## BEGIN PROVIDED DATA

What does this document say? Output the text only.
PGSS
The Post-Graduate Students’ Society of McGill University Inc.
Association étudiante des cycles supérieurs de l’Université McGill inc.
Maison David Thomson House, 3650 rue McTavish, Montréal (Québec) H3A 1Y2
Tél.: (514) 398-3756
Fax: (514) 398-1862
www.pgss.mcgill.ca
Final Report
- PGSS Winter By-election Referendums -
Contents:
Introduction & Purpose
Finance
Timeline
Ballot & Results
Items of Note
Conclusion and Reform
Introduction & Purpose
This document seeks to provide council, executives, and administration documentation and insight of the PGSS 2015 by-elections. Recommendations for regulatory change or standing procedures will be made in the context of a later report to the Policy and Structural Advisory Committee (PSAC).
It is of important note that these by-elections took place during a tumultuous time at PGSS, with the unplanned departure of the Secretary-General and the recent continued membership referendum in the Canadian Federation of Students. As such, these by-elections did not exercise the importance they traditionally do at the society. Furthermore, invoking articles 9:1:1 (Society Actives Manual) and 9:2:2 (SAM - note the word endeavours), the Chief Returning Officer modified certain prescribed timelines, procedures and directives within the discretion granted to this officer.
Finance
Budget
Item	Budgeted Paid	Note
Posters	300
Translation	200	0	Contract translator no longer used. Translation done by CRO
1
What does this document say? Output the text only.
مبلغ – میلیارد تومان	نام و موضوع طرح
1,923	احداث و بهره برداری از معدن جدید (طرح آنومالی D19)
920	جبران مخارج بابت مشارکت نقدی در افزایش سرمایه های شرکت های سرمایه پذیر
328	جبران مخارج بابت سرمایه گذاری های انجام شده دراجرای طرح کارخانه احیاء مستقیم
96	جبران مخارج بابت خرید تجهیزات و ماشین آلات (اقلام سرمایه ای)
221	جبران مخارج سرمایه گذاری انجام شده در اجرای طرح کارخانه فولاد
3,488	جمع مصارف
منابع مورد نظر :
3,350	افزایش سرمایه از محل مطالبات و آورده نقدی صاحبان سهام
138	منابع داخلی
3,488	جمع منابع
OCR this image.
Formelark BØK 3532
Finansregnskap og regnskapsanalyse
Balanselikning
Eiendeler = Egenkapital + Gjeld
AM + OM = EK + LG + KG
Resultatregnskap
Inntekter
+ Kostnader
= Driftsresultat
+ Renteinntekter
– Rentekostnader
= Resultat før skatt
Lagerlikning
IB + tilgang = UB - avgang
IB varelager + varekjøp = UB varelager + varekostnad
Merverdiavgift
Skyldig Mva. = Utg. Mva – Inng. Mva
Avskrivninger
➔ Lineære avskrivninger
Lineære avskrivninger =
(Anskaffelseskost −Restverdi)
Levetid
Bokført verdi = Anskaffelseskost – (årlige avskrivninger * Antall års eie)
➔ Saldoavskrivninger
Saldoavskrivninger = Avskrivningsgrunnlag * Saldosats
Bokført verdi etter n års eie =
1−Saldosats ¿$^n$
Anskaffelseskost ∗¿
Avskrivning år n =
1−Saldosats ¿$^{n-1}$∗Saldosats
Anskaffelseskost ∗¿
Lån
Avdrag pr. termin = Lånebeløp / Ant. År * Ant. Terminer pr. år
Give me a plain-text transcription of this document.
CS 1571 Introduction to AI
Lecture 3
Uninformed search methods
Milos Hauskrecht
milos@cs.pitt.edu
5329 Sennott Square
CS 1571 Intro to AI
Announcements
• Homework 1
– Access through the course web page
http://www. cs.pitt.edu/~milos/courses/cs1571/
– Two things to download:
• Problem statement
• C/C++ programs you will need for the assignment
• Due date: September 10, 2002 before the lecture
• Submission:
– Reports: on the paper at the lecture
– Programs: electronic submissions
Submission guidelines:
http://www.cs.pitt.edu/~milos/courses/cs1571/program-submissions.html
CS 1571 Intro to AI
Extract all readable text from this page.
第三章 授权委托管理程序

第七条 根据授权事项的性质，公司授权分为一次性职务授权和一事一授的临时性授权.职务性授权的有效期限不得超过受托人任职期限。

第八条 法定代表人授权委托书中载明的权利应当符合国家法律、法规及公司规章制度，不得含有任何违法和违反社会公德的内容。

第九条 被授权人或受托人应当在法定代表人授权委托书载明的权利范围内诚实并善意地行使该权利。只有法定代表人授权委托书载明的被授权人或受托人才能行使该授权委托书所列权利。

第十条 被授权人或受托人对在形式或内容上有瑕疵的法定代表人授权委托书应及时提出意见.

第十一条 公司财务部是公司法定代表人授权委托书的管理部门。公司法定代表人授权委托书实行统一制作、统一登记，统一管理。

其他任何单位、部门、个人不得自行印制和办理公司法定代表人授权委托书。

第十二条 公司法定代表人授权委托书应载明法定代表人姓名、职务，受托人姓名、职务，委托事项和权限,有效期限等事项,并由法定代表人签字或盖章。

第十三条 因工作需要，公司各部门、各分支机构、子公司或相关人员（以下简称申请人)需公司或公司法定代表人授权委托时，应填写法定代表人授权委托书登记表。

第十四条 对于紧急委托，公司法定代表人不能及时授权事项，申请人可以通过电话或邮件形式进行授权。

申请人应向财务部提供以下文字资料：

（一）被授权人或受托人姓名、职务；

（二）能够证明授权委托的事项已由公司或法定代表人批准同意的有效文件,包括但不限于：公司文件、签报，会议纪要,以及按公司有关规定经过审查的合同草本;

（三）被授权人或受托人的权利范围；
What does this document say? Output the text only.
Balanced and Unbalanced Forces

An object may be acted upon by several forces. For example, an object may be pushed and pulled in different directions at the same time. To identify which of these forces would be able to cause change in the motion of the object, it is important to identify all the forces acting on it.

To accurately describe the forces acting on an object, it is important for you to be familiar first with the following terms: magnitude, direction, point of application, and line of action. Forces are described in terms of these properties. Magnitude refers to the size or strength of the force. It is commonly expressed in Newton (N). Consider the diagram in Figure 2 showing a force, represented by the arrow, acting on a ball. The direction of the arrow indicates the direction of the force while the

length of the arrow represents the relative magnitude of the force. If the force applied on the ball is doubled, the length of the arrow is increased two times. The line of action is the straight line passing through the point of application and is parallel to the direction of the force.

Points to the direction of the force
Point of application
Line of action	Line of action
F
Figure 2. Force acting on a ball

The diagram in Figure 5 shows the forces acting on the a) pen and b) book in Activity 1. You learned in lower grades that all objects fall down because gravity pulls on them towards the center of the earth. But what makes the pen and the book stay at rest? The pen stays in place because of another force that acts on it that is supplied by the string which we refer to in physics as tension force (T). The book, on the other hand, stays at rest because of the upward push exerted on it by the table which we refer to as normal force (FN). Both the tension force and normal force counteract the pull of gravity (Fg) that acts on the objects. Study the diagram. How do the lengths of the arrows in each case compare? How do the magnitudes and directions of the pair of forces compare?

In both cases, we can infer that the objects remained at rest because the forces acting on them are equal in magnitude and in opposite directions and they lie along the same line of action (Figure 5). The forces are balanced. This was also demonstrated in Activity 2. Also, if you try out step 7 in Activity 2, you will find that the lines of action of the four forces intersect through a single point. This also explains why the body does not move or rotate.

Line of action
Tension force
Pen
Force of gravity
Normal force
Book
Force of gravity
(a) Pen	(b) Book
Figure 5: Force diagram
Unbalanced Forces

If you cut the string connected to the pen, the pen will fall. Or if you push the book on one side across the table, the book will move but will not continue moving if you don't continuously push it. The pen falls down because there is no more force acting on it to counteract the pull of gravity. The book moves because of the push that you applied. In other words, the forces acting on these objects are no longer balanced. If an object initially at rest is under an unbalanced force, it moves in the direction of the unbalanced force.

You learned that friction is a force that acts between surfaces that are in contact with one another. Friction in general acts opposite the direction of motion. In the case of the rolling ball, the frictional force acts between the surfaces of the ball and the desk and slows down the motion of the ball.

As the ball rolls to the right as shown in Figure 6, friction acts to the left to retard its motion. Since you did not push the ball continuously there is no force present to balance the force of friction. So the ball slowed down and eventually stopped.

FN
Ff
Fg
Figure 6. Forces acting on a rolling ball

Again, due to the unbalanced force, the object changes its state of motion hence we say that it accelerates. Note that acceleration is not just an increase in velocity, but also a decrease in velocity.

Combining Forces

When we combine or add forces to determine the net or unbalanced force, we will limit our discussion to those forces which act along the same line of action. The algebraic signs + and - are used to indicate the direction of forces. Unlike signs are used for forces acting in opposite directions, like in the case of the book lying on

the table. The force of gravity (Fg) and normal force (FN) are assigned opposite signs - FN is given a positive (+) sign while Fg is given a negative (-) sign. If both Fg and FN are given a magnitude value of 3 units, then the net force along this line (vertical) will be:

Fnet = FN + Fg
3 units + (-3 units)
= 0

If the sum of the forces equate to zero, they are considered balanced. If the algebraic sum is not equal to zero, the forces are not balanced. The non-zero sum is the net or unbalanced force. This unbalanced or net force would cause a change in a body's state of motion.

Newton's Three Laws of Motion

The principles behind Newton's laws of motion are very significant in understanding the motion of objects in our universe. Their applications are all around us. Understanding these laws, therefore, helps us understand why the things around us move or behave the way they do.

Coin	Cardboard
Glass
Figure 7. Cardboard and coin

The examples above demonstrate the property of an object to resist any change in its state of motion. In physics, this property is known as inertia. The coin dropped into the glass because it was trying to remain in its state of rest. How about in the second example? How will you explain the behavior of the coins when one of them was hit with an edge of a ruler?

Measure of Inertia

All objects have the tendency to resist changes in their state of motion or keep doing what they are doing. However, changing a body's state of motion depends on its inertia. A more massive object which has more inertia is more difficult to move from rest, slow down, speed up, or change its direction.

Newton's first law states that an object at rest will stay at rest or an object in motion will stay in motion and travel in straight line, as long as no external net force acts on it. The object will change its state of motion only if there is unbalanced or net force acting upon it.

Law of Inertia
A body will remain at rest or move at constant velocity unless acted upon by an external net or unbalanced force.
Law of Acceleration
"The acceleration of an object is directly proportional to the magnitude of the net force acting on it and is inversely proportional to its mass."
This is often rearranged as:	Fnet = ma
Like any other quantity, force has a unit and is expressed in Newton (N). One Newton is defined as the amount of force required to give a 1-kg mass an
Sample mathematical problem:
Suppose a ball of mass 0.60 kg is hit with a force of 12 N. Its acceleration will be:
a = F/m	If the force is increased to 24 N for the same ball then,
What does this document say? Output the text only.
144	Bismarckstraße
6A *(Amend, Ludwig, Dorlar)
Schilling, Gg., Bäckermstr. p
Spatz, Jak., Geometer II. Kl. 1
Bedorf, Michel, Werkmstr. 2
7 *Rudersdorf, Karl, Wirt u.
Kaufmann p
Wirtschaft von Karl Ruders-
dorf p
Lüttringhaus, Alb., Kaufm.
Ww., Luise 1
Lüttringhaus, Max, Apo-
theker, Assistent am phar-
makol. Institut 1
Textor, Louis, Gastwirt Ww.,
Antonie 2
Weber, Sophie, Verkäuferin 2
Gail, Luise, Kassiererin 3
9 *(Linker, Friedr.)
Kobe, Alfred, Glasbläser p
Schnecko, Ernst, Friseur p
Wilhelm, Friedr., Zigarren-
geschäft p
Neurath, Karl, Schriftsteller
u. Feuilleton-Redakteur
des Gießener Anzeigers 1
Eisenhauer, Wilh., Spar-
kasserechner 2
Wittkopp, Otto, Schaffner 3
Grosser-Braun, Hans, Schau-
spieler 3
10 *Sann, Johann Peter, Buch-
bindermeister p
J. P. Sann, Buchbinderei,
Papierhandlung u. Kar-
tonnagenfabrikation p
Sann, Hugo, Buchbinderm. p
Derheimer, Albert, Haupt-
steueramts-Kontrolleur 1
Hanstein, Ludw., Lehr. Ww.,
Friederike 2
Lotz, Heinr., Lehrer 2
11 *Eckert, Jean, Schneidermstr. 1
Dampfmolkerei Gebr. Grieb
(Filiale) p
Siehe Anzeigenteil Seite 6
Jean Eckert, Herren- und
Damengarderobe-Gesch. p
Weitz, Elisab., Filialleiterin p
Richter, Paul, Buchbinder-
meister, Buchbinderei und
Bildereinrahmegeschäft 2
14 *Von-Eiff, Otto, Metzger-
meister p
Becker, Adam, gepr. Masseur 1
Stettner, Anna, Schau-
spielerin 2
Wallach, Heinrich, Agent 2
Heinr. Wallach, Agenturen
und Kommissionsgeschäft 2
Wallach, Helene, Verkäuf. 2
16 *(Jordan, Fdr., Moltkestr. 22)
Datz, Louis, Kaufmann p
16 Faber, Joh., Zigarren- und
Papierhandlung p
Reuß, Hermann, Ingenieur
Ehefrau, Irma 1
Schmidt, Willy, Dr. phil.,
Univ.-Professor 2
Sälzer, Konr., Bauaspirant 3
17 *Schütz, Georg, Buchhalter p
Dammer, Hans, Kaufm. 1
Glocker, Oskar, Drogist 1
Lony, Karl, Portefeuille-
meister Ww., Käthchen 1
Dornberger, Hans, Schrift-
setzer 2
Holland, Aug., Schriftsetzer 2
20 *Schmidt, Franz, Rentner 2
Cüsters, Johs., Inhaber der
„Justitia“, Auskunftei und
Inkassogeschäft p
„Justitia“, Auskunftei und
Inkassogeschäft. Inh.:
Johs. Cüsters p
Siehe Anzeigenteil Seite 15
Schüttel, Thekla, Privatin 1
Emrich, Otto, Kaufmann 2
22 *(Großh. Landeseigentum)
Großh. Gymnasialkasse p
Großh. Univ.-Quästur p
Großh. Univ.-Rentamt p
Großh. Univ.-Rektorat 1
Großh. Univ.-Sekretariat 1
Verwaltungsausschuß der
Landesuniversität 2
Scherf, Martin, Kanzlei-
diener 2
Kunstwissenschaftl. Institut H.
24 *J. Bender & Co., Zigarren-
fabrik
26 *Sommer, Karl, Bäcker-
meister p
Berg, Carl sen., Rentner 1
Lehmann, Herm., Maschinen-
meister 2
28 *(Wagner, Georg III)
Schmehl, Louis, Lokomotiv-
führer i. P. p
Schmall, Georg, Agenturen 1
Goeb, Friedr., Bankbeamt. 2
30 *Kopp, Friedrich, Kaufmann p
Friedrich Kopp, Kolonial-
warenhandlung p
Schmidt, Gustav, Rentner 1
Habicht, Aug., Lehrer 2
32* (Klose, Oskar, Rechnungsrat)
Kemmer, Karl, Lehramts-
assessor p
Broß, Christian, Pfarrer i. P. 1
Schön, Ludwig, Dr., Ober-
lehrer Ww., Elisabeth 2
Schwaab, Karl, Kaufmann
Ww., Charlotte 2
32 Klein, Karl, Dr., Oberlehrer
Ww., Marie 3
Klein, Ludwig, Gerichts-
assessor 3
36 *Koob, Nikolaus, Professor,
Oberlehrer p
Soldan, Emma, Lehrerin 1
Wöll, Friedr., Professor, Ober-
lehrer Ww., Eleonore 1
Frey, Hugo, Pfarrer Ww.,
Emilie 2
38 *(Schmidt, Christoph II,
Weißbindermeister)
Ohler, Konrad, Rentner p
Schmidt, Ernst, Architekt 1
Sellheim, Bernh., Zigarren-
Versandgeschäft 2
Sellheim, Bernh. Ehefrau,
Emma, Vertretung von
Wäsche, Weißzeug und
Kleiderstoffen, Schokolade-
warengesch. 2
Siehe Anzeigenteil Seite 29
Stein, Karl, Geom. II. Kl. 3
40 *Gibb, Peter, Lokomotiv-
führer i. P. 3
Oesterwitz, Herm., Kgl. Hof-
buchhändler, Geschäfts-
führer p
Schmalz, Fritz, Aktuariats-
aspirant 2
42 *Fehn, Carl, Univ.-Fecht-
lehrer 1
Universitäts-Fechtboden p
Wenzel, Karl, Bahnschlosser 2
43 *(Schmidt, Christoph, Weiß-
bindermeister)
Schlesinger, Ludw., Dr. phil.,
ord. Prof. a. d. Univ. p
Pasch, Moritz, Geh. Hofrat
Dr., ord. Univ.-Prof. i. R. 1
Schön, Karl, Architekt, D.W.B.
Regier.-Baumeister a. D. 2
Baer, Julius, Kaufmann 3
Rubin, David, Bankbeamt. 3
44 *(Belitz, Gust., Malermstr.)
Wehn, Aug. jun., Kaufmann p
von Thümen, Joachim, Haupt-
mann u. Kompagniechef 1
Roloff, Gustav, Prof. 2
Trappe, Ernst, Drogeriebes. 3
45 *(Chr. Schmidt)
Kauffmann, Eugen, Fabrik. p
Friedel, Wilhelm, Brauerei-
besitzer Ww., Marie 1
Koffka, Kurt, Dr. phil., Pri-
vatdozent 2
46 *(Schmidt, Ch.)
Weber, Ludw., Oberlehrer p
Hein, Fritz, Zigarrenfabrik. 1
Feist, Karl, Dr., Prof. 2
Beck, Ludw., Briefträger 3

## END PROVIDED DATA

## REQUIRED WORK
Where a line holds the string "Institut", copy that line.

## FULL SOLUTION
makol. Institut 1
Kunstwissenschaftl. Institut H.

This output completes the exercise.